PROBLEM TO WORK ON. Look below and pull out each line with the word "Voltage".

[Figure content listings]
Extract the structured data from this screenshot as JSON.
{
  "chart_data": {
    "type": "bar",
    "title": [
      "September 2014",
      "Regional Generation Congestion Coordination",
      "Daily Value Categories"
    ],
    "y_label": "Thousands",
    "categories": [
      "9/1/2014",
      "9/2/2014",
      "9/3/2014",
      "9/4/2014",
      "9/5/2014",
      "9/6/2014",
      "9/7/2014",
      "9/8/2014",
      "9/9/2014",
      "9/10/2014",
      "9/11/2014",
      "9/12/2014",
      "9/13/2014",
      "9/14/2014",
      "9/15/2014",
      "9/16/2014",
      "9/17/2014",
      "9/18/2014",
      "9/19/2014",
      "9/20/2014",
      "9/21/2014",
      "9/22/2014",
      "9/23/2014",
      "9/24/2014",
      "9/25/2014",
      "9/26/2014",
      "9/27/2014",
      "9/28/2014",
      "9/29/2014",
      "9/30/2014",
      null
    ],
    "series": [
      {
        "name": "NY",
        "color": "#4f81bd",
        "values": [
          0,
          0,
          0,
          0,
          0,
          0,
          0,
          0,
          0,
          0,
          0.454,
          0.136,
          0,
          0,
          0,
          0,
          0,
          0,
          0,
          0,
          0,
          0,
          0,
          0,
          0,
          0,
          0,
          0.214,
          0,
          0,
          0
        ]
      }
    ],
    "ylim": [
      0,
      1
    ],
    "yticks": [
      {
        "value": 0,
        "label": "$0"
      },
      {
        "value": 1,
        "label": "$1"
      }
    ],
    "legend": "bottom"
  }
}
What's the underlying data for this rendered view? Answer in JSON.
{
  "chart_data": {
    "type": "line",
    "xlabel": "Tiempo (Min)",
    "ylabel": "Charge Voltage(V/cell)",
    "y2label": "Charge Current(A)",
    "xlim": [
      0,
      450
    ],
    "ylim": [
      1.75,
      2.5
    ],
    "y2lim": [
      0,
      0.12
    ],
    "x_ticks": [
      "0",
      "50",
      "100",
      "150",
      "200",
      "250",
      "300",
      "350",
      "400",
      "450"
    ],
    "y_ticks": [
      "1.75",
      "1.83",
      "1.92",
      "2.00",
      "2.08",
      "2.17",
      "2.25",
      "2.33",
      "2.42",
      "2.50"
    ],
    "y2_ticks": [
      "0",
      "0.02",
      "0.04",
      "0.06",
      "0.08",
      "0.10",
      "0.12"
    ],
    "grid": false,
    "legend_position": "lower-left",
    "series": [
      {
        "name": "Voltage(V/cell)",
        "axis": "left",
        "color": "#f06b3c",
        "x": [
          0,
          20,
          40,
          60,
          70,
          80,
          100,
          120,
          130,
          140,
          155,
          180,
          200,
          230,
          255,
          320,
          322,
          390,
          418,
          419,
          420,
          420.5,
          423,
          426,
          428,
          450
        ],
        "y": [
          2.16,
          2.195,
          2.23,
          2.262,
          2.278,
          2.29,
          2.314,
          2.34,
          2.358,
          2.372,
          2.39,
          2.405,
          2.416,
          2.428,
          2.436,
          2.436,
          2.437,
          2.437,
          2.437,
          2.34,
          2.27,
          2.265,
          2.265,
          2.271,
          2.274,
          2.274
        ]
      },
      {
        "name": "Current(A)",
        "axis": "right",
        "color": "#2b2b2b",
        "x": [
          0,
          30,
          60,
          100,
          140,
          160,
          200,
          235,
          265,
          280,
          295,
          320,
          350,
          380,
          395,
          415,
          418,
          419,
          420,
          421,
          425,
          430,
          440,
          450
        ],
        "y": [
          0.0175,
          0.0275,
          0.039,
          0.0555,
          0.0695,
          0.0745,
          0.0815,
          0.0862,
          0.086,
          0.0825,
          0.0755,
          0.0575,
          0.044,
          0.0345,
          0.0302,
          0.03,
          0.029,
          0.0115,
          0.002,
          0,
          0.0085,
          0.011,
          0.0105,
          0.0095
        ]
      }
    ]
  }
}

TASK OUTPUT.
    "ylabel": "Charge Voltage(V/cell)",
        "name": "Voltage(V/cell)",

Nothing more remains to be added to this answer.